| TASK DESCRIPTION |
The records below should be written out again, exactly.

* start RAW RECORDS *

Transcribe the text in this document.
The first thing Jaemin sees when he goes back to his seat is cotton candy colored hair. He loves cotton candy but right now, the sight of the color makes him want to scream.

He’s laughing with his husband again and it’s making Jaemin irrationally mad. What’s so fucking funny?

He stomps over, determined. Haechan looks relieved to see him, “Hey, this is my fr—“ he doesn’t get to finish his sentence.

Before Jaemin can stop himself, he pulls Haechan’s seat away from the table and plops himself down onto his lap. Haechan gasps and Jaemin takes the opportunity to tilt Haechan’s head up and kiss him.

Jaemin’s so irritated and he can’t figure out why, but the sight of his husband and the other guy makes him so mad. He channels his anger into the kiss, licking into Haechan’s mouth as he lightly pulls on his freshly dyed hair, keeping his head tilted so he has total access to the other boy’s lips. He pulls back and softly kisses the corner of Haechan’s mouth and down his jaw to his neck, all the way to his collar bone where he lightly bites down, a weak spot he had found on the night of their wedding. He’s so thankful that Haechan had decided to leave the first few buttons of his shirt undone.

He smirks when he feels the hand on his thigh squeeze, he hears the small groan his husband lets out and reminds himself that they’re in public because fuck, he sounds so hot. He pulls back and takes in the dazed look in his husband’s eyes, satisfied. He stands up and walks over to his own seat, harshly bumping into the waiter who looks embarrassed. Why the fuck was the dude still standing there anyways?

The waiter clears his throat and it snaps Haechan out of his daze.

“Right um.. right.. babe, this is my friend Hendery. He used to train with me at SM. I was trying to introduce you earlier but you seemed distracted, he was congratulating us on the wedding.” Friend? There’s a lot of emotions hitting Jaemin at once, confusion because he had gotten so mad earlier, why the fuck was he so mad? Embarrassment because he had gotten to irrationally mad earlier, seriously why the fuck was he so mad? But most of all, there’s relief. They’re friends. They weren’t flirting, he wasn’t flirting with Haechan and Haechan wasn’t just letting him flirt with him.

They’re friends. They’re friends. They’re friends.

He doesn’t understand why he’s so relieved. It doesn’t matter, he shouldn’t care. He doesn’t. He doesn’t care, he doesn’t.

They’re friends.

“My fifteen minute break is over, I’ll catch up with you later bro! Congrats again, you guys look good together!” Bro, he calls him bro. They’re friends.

* end RAW RECORDS *

| WRITTEN ANSWER |
Transcribe the text in this document.
The first thing Jaemin sees when he goes back to his seat is cotton candy colored hair. He loves cotton candy but right now, the sight of the color makes him want to scream.

He’s laughing with his husband again and it’s making Jaemin irrationally mad. What’s so fucking funny?

He stomps over, determined. Haechan looks relieved to see him, “Hey, this is my fr—“ he doesn’t get to finish his sentence.

Before Jaemin can stop himself, he pulls Haechan’s seat away from the table and plops himself down onto his lap. Haechan gasps and Jaemin takes the opportunity to tilt Haechan’s head up and kiss him.

Jaemin’s so irritated and he can’t figure out why, but the sight of his husband and the other guy makes him so mad. He channels his anger into the kiss, licking into Haechan’s mouth as he lightly pulls on his freshly dyed hair, keeping his head tilted so he has total access to the other boy’s lips. He pulls back and softly kisses the corner of Haechan’s mouth and down his jaw to his neck, all the way to his collar bone where he lightly bites down, a weak spot he had found on the night of their wedding. He’s so thankful that Haechan had decided to leave the first few buttons of his shirt undone.

He smirks when he feels the hand on his thigh squeeze, he hears the small groan his husband lets out and reminds himself that they’re in public because fuck, he sounds so hot. He pulls back and takes in the dazed look in his husband’s eyes, satisfied. He stands up and walks over to his own seat, harshly bumping into the waiter who looks embarrassed. Why the fuck was the dude still standing there anyways?

The waiter clears his throat and it snaps Haechan out of his daze.

“Right um.. right.. babe, this is my friend Hendery. He used to train with me at SM. I was trying to introduce you earlier but you seemed distracted, he was congratulating us on the wedding.” Friend? There’s a lot of emotions hitting Jaemin at once, confusion because he had gotten so mad earlier, why the fuck was he so mad? Embarrassment because he had gotten to irrationally mad earlier, seriously why the fuck was he so mad? But most of all, there’s relief. They’re friends. They weren’t flirting, he wasn’t flirting with Haechan and Haechan wasn’t just letting him flirt with him.

They’re friends. They’re friends. They’re friends.

He doesn’t understand why he’s so relieved. It doesn’t matter, he shouldn’t care. He doesn’t. He doesn’t care, he doesn’t.

They’re friends.

“My fifteen minute break is over, I’ll catch up with you later bro! Congrats again, you guys look good together!” Bro, he calls him bro. They’re friends.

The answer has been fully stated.